# Task statement
Repeat all entries exactly.
--- begin ---
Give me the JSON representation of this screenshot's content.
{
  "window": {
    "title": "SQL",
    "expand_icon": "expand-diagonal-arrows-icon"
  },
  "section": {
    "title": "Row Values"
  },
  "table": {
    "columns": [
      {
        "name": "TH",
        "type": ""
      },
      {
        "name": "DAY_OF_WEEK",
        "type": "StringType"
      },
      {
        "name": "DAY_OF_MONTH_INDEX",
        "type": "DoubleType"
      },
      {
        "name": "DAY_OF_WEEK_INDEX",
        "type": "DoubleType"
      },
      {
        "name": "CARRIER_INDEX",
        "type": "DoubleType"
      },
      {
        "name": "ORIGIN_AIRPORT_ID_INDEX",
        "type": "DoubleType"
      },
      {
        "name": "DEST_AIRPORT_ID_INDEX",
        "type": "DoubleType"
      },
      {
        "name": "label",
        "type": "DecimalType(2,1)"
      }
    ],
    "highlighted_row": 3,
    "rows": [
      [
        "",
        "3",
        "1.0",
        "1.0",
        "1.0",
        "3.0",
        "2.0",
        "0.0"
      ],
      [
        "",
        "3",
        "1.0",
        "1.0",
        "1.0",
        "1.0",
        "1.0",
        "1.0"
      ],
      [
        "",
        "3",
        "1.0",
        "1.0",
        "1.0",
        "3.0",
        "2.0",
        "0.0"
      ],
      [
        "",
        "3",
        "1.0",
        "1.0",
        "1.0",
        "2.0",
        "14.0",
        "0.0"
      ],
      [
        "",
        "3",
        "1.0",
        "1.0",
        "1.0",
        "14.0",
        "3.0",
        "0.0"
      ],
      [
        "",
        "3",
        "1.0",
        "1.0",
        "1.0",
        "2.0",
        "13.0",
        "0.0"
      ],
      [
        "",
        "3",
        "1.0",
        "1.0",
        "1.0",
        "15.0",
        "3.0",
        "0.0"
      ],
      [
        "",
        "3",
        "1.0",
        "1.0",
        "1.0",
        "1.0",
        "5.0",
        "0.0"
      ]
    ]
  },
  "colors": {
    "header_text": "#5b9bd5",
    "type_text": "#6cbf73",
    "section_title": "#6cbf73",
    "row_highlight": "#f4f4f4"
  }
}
--- end ---
# Finished task
Give me the JSON representation of this screenshot's content.
{
  "window": {
    "title": "SQL",
    "expand_icon": "expand-diagonal-arrows-icon"
  },
  "section": {
    "title": "Row Values"
  },
  "table": {
    "columns": [
      {
        "name": "TH",
        "type": ""
      },
      {
        "name": "DAY_OF_WEEK",
        "type": "StringType"
      },
      {
        "name": "DAY_OF_MONTH_INDEX",
        "type": "DoubleType"
      },
      {
        "name": "DAY_OF_WEEK_INDEX",
        "type": "DoubleType"
      },
      {
        "name": "CARRIER_INDEX",
        "type": "DoubleType"
      },
      {
        "name": "ORIGIN_AIRPORT_ID_INDEX",
        "type": "DoubleType"
      },
      {
        "name": "DEST_AIRPORT_ID_INDEX",
        "type": "DoubleType"
      },
      {
        "name": "label",
        "type": "DecimalType(2,1)"
      }
    ],
    "highlighted_row": 3,
    "rows": [
      [
        "",
        "3",
        "1.0",
        "1.0",
        "1.0",
        "3.0",
        "2.0",
        "0.0"
      ],
      [
        "",
        "3",
        "1.0",
        "1.0",
        "1.0",
        "1.0",
        "1.0",
        "1.0"
      ],
      [
        "",
        "3",
        "1.0",
        "1.0",
        "1.0",
        "3.0",
        "2.0",
        "0.0"
      ],
      [
        "",
        "3",
        "1.0",
        "1.0",
        "1.0",
        "2.0",
        "14.0",
        "0.0"
      ],
      [
        "",
        "3",
        "1.0",
        "1.0",
        "1.0",
        "14.0",
        "3.0",
        "0.0"
      ],
      [
        "",
        "3",
        "1.0",
        "1.0",
        "1.0",
        "2.0",
        "13.0",
        "0.0"
      ],
      [
        "",
        "3",
        "1.0",
        "1.0",
        "1.0",
        "15.0",
        "3.0",
        "0.0"
      ],
      [
        "",
        "3",
        "1.0",
        "1.0",
        "1.0",
        "1.0",
        "5.0",
        "0.0"
      ]
    ]
  },
  "colors": {
    "header_text": "#5b9bd5",
    "type_text": "#6cbf73",
    "section_title": "#6cbf73",
    "row_highlight": "#f4f4f4"
  }
}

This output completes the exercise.